==== Records provided ====
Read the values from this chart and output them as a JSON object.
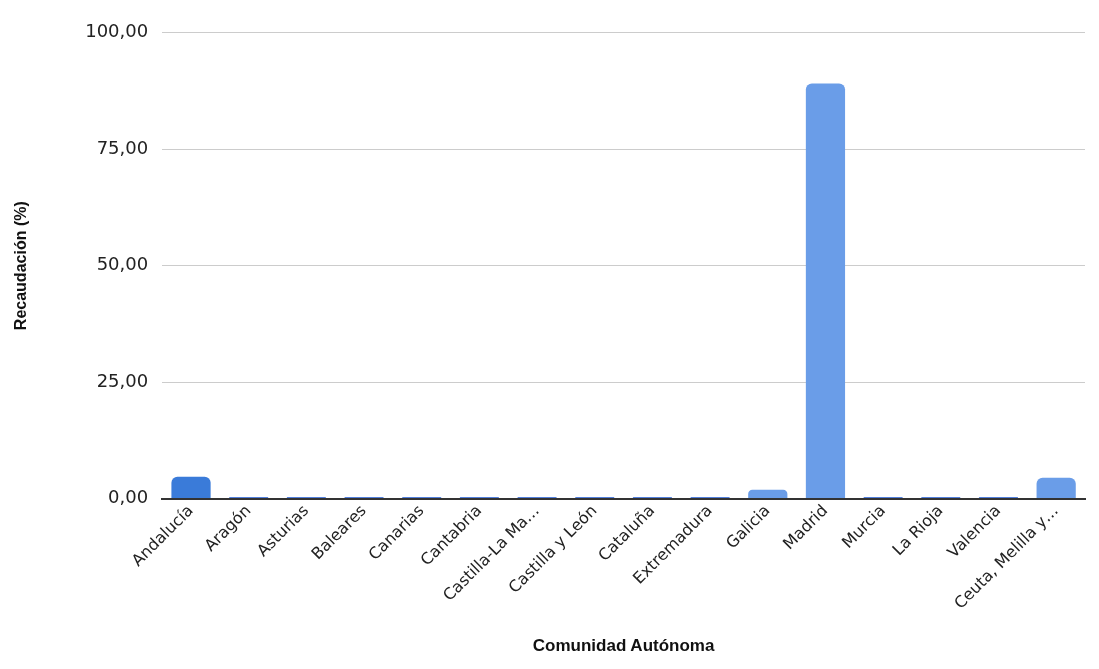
{
  "chart_data": {
    "type": "bar",
    "xlabel": "Comunidad Autónoma",
    "ylabel": "Recaudación (%)",
    "categories": [
      "Andalucía",
      "Aragón",
      "Asturias",
      "Baleares",
      "Canarias",
      "Cantabria",
      "Castilla-La Ma…",
      "Castilla y León",
      "Cataluña",
      "Extremadura",
      "Galicia",
      "Madrid",
      "Murcia",
      "La Rioja",
      "Valencia",
      "Ceuta, Melilla y…"
    ],
    "values": [
      4.7,
      0.3,
      0.3,
      0.3,
      0.3,
      0.3,
      0.3,
      0.3,
      0.3,
      0.3,
      1.9,
      89.1,
      0.3,
      0.3,
      0.3,
      4.5
    ],
    "colors": [
      "#3a7bd9",
      "#1a56d0",
      "#1a56d0",
      "#1a56d0",
      "#1a56d0",
      "#1a56d0",
      "#1a56d0",
      "#1a56d0",
      "#1a56d0",
      "#1a56d0",
      "#6a9de8",
      "#6a9de8",
      "#1a56d0",
      "#1a56d0",
      "#1a56d0",
      "#6a9de8"
    ],
    "ylim": [
      0,
      100
    ],
    "yticks": [
      {
        "value": 0,
        "label": "0,00"
      },
      {
        "value": 25,
        "label": "25,00"
      },
      {
        "value": 50,
        "label": "50,00"
      },
      {
        "value": 75,
        "label": "75,00"
      },
      {
        "value": 100,
        "label": "100,00"
      }
    ],
    "grid": "y",
    "legend": false
  }
}
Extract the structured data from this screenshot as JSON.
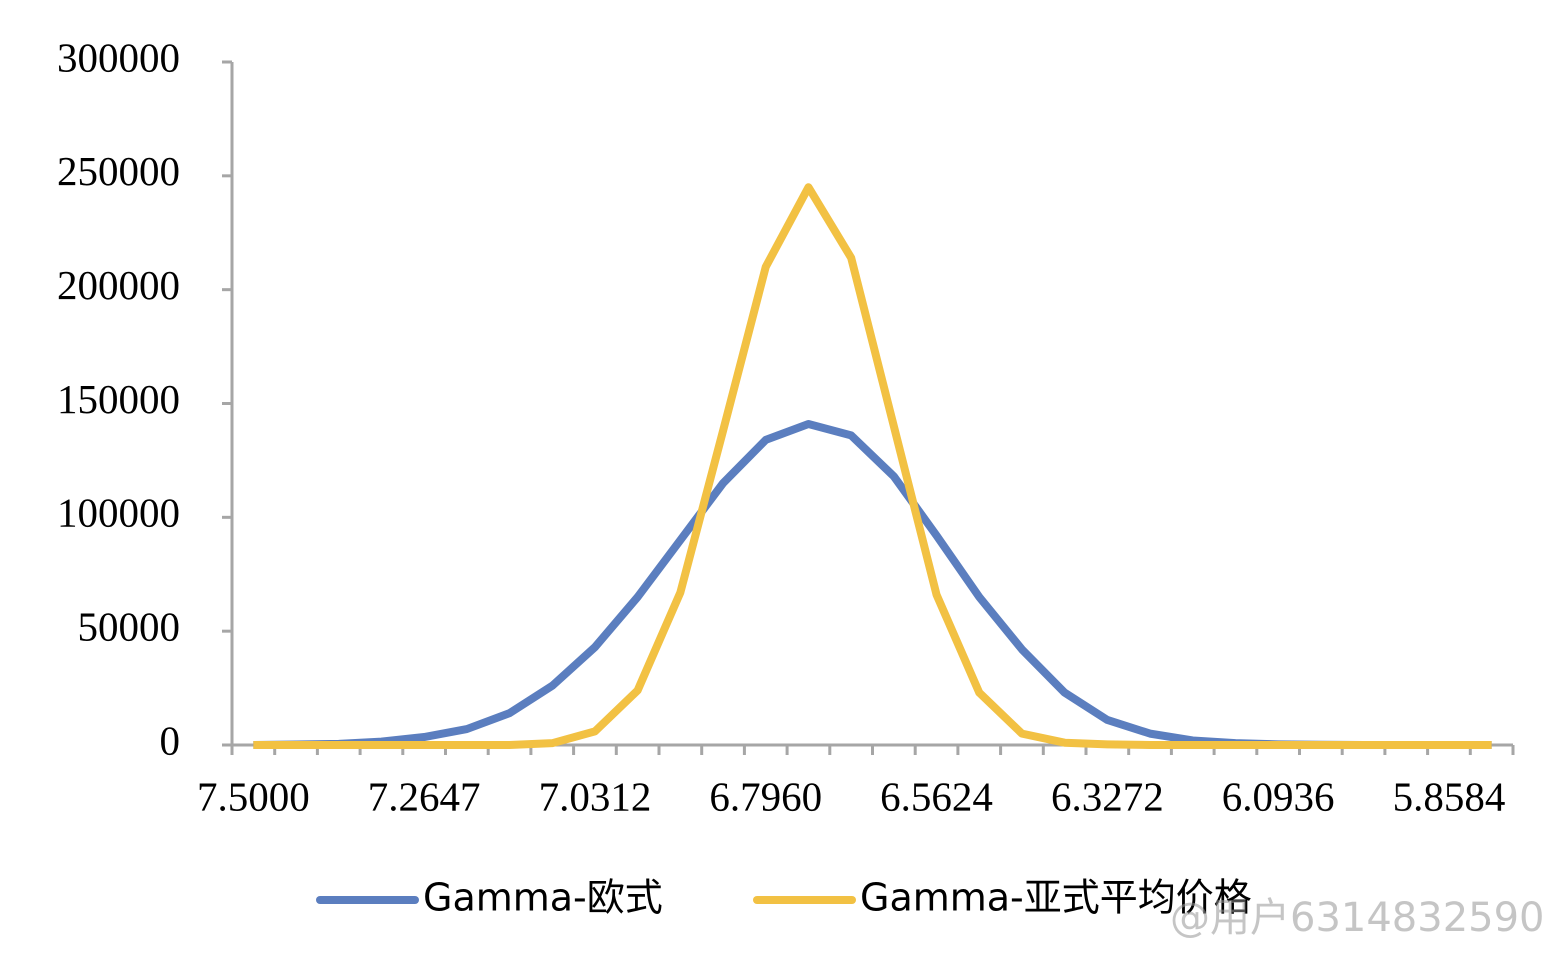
{
  "chart_data": {
    "type": "line",
    "categories": [
      "7.5000",
      null,
      null,
      null,
      "7.2647",
      null,
      null,
      null,
      "7.0312",
      null,
      null,
      null,
      "6.7960",
      null,
      null,
      null,
      "6.5624",
      null,
      null,
      null,
      "6.3272",
      null,
      null,
      null,
      "6.0936",
      null,
      null,
      null,
      "5.8584",
      null
    ],
    "series": [
      {
        "name": "Gamma-欧式",
        "color": "#5b7ebf",
        "values": [
          0,
          200,
          500,
          1500,
          3500,
          7000,
          14000,
          26000,
          43000,
          65000,
          90000,
          115000,
          134000,
          141000,
          136000,
          118000,
          92000,
          65000,
          42000,
          23000,
          11000,
          5000,
          2000,
          800,
          300,
          100,
          0,
          0,
          0,
          0
        ]
      },
      {
        "name": "Gamma-亚式平均价格",
        "color": "#f2c143",
        "values": [
          0,
          0,
          0,
          0,
          0,
          0,
          0,
          800,
          6000,
          24000,
          67000,
          138000,
          210000,
          245000,
          214000,
          140000,
          66000,
          23000,
          5000,
          1000,
          300,
          0,
          0,
          0,
          0,
          0,
          0,
          0,
          0,
          0
        ]
      }
    ],
    "ylim": [
      0,
      300000
    ],
    "yticks": [
      0,
      50000,
      100000,
      150000,
      200000,
      250000,
      300000
    ],
    "grid": false,
    "legend": "bottom",
    "watermark": "@用户6314832590"
  }
}
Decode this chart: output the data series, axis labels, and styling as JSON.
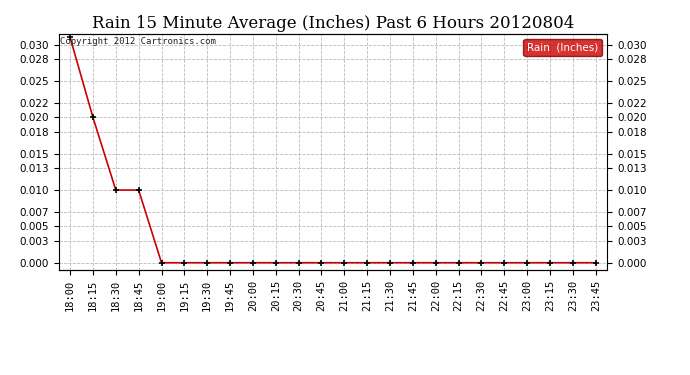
{
  "title": "Rain 15 Minute Average (Inches) Past 6 Hours 20120804",
  "copyright": "Copyright 2012 Cartronics.com",
  "legend_label": "Rain  (Inches)",
  "line_color": "#cc0000",
  "marker_color": "#000000",
  "background_color": "#ffffff",
  "grid_color": "#bbbbbb",
  "x_labels": [
    "18:00",
    "18:15",
    "18:30",
    "18:45",
    "19:00",
    "19:15",
    "19:30",
    "19:45",
    "20:00",
    "20:15",
    "20:30",
    "20:45",
    "21:00",
    "21:15",
    "21:30",
    "21:45",
    "22:00",
    "22:15",
    "22:30",
    "22:45",
    "23:00",
    "23:15",
    "23:30",
    "23:45"
  ],
  "y_values": [
    0.031,
    0.02,
    0.01,
    0.01,
    0.0,
    0.0,
    0.0,
    0.0,
    0.0,
    0.0,
    0.0,
    0.0,
    0.0,
    0.0,
    0.0,
    0.0,
    0.0,
    0.0,
    0.0,
    0.0,
    0.0,
    0.0,
    0.0,
    0.0
  ],
  "y_ticks": [
    0.0,
    0.003,
    0.005,
    0.007,
    0.01,
    0.013,
    0.015,
    0.018,
    0.02,
    0.022,
    0.025,
    0.028,
    0.03
  ],
  "ylim": [
    -0.001,
    0.0315
  ],
  "title_fontsize": 12,
  "tick_fontsize": 7.5,
  "copyright_fontsize": 6.5
}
====
◆ Directive: Write out the material above again, word for word, minus its pictures.

◆ Answer to the task:
Read the values from this chart and output them as a JSON object.
{
  "chart_data": {
    "type": "bar",
    "xlabel": "Comunidad Autónoma",
    "ylabel": "Recaudación (%)",
    "categories": [
      "Andalucía",
      "Aragón",
      "Asturias",
      "Baleares",
      "Canarias",
      "Cantabria",
      "Castilla-La Ma…",
      "Castilla y León",
      "Cataluña",
      "Extremadura",
      "Galicia",
      "Madrid",
      "Murcia",
      "La Rioja",
      "Valencia",
      "Ceuta, Melilla y…"
    ],
    "values": [
      4.7,
      0.3,
      0.3,
      0.3,
      0.3,
      0.3,
      0.3,
      0.3,
      0.3,
      0.3,
      1.9,
      89.1,
      0.3,
      0.3,
      0.3,
      4.5
    ],
    "colors": [
      "#3a7bd9",
      "#1a56d0",
      "#1a56d0",
      "#1a56d0",
      "#1a56d0",
      "#1a56d0",
      "#1a56d0",
      "#1a56d0",
      "#1a56d0",
      "#1a56d0",
      "#6a9de8",
      "#6a9de8",
      "#1a56d0",
      "#1a56d0",
      "#1a56d0",
      "#6a9de8"
    ],
    "ylim": [
      0,
      100
    ],
    "yticks": [
      {
        "value": 0,
        "label": "0,00"
      },
      {
        "value": 25,
        "label": "25,00"
      },
      {
        "value": 50,
        "label": "50,00"
      },
      {
        "value": 75,
        "label": "75,00"
      },
      {
        "value": 100,
        "label": "100,00"
      }
    ],
    "grid": "y",
    "legend": false
  }
}
Extract the structured data from this screenshot as JSON.
{
  "chart_data": {
    "type": "line",
    "categories": [
      "7.5000",
      null,
      null,
      null,
      "7.2647",
      null,
      null,
      null,
      "7.0312",
      null,
      null,
      null,
      "6.7960",
      null,
      null,
      null,
      "6.5624",
      null,
      null,
      null,
      "6.3272",
      null,
      null,
      null,
      "6.0936",
      null,
      null,
      null,
      "5.8584",
      null
    ],
    "series": [
      {
        "name": "Gamma-欧式",
        "color": "#5b7ebf",
        "values": [
          0,
          200,
          500,
          1500,
          3500,
          7000,
          14000,
          26000,
          43000,
          65000,
          90000,
          115000,
          134000,
          141000,
          136000,
          118000,
          92000,
          65000,
          42000,
          23000,
          11000,
          5000,
          2000,
          800,
          300,
          100,
          0,
          0,
          0,
          0
        ]
      },
      {
        "name": "Gamma-亚式平均价格",
        "color": "#f2c143",
        "values": [
          0,
          0,
          0,
          0,
          0,
          0,
          0,
          800,
          6000,
          24000,
          67000,
          138000,
          210000,
          245000,
          214000,
          140000,
          66000,
          23000,
          5000,
          1000,
          300,
          0,
          0,
          0,
          0,
          0,
          0,
          0,
          0,
          0
        ]
      }
    ],
    "ylim": [
      0,
      300000
    ],
    "yticks": [
      0,
      50000,
      100000,
      150000,
      200000,
      250000,
      300000
    ],
    "grid": false,
    "legend": "bottom",
    "watermark": "@用户6314832590"
  }
}
Decode this chart: output the data series, axis labels, and styling as JSON.
{
  "title": "Rain 15 Minute Average (Inches) Past 6 Hours 20120804",
  "copyright": "Copyright 2012 Cartronics.com",
  "legend_label": "Rain  (Inches)",
  "line_color": "#cc0000",
  "marker_color": "#000000",
  "background_color": "#ffffff",
  "grid_color": "#bbbbbb",
  "x_labels": [
    "18:00",
    "18:15",
    "18:30",
    "18:45",
    "19:00",
    "19:15",
    "19:30",
    "19:45",
    "20:00",
    "20:15",
    "20:30",
    "20:45",
    "21:00",
    "21:15",
    "21:30",
    "21:45",
    "22:00",
    "22:15",
    "22:30",
    "22:45",
    "23:00",
    "23:15",
    "23:30",
    "23:45"
  ],
  "y_values": [
    0.031,
    0.02,
    0.01,
    0.01,
    0.0,
    0.0,
    0.0,
    0.0,
    0.0,
    0.0,
    0.0,
    0.0,
    0.0,
    0.0,
    0.0,
    0.0,
    0.0,
    0.0,
    0.0,
    0.0,
    0.0,
    0.0,
    0.0,
    0.0
  ],
  "y_ticks": [
    0.0,
    0.003,
    0.005,
    0.007,
    0.01,
    0.013,
    0.015,
    0.018,
    0.02,
    0.022,
    0.025,
    0.028,
    0.03
  ],
  "ylim": [
    -0.001,
    0.0315
  ],
  "title_fontsize": 12,
  "tick_fontsize": 7.5,
  "copyright_fontsize": 6.5
}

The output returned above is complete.